== DO THIS ==
Look at each line of the records and count those with "重量不小于" in them. Please answer with the count alone.

[Dataset items]
──────────

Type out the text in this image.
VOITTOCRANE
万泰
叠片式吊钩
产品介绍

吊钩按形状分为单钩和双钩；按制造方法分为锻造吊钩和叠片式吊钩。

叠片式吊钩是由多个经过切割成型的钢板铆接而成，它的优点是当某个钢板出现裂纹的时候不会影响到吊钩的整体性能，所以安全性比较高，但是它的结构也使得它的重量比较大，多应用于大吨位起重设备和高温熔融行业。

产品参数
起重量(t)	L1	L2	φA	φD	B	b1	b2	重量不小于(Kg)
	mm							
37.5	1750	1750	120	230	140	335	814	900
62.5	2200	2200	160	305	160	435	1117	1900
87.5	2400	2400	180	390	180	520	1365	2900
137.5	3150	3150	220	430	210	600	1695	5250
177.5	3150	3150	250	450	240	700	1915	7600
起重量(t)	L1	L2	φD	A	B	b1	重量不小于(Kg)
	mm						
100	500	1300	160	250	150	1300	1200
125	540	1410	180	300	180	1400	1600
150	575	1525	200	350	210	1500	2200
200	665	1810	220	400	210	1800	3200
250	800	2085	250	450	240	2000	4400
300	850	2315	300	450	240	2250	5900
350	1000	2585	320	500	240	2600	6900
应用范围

──────────

== COMPLETE ANSWER ==
2